• TASK OBJECTIVE: Without the pictures, copy the entries below word for word.

[Source data]
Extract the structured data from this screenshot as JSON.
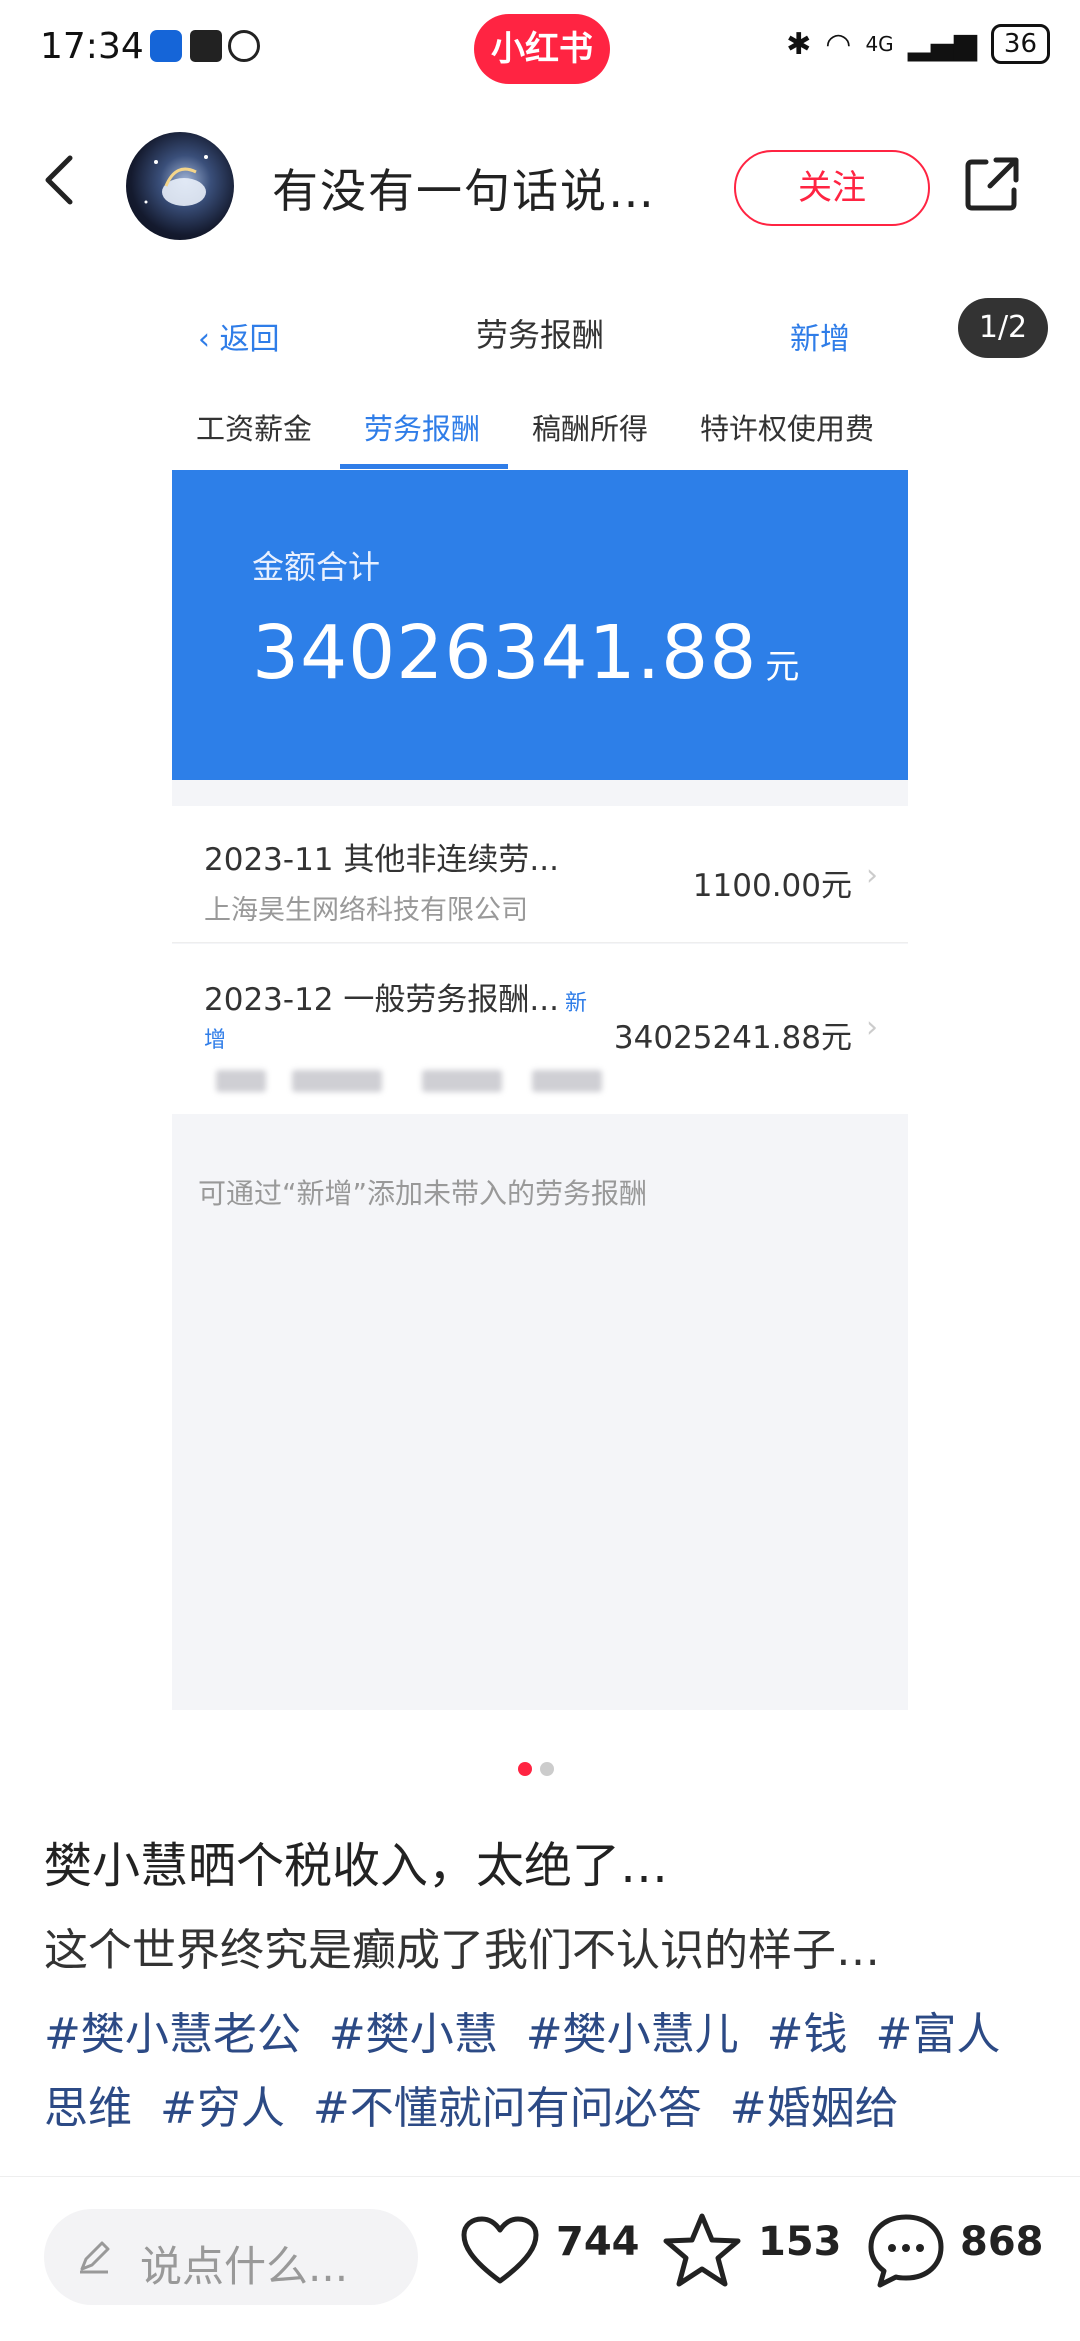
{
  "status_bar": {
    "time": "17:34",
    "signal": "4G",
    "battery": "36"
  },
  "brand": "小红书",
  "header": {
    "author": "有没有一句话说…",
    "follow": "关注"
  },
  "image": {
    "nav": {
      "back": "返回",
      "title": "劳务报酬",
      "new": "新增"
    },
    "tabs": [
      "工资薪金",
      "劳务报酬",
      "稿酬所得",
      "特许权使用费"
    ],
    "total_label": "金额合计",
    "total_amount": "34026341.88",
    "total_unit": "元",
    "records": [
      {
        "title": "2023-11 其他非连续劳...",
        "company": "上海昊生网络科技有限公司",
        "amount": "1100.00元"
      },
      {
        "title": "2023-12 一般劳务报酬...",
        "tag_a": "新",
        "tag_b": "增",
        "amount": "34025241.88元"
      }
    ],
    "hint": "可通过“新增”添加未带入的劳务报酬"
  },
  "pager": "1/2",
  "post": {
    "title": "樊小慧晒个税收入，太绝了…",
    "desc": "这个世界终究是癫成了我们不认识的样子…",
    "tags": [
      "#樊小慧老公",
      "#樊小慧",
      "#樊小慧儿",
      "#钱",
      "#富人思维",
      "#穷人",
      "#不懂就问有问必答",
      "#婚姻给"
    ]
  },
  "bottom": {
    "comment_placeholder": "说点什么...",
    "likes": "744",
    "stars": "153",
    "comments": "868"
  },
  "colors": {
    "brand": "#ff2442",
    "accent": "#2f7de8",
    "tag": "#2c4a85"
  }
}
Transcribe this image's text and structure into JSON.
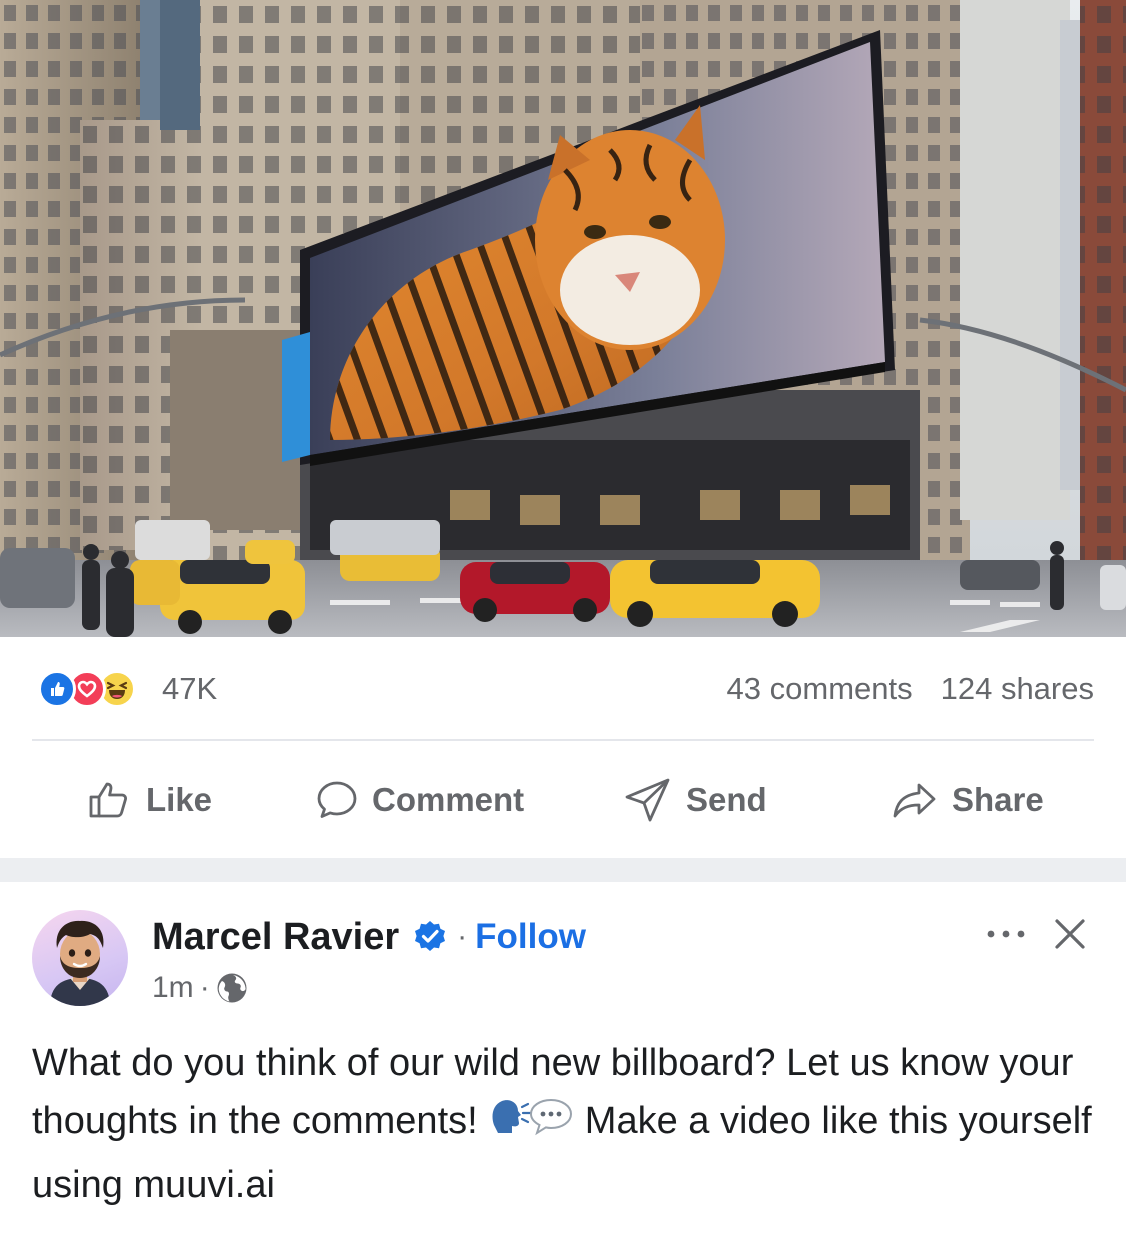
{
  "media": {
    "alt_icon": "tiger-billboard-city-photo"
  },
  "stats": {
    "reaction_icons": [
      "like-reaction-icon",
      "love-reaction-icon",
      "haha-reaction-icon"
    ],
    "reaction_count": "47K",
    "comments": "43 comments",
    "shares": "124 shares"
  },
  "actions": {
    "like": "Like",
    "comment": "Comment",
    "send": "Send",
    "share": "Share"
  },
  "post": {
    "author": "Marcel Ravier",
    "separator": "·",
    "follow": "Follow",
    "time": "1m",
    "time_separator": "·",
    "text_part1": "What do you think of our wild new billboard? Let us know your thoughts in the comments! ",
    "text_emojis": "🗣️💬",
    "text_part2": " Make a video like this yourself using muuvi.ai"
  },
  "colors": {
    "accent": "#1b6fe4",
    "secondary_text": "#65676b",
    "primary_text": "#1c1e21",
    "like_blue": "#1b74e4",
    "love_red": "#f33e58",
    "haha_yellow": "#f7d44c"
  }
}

• TASK RESULT:
Extract the structured data from this screenshot as JSON.
{
  "status_bar": {
    "time": "17:34",
    "signal": "4G",
    "battery": "36"
  },
  "brand": "小红书",
  "header": {
    "author": "有没有一句话说…",
    "follow": "关注"
  },
  "image": {
    "nav": {
      "back": "返回",
      "title": "劳务报酬",
      "new": "新增"
    },
    "tabs": [
      "工资薪金",
      "劳务报酬",
      "稿酬所得",
      "特许权使用费"
    ],
    "total_label": "金额合计",
    "total_amount": "34026341.88",
    "total_unit": "元",
    "records": [
      {
        "title": "2023-11 其他非连续劳...",
        "company": "上海昊生网络科技有限公司",
        "amount": "1100.00元"
      },
      {
        "title": "2023-12 一般劳务报酬...",
        "tag_a": "新",
        "tag_b": "增",
        "amount": "34025241.88元"
      }
    ],
    "hint": "可通过“新增”添加未带入的劳务报酬"
  },
  "pager": "1/2",
  "post": {
    "title": "樊小慧晒个税收入，太绝了…",
    "desc": "这个世界终究是癫成了我们不认识的样子…",
    "tags": [
      "#樊小慧老公",
      "#樊小慧",
      "#樊小慧儿",
      "#钱",
      "#富人思维",
      "#穷人",
      "#不懂就问有问必答",
      "#婚姻给"
    ]
  },
  "bottom": {
    "comment_placeholder": "说点什么...",
    "likes": "744",
    "stars": "153",
    "comments": "868"
  },
  "colors": {
    "brand": "#ff2442",
    "accent": "#2f7de8",
    "tag": "#2c4a85"
  }
}
Transcribe this image's text and structure into JSON.
{
  "media": {
    "alt_icon": "tiger-billboard-city-photo"
  },
  "stats": {
    "reaction_icons": [
      "like-reaction-icon",
      "love-reaction-icon",
      "haha-reaction-icon"
    ],
    "reaction_count": "47K",
    "comments": "43 comments",
    "shares": "124 shares"
  },
  "actions": {
    "like": "Like",
    "comment": "Comment",
    "send": "Send",
    "share": "Share"
  },
  "post": {
    "author": "Marcel Ravier",
    "separator": "·",
    "follow": "Follow",
    "time": "1m",
    "time_separator": "·",
    "text_part1": "What do you think of our wild new billboard? Let us know your thoughts in the comments! ",
    "text_emojis": "🗣️💬",
    "text_part2": " Make a video like this yourself using muuvi.ai"
  },
  "colors": {
    "accent": "#1b6fe4",
    "secondary_text": "#65676b",
    "primary_text": "#1c1e21",
    "like_blue": "#1b74e4",
    "love_red": "#f33e58",
    "haha_yellow": "#f7d44c"
  }
}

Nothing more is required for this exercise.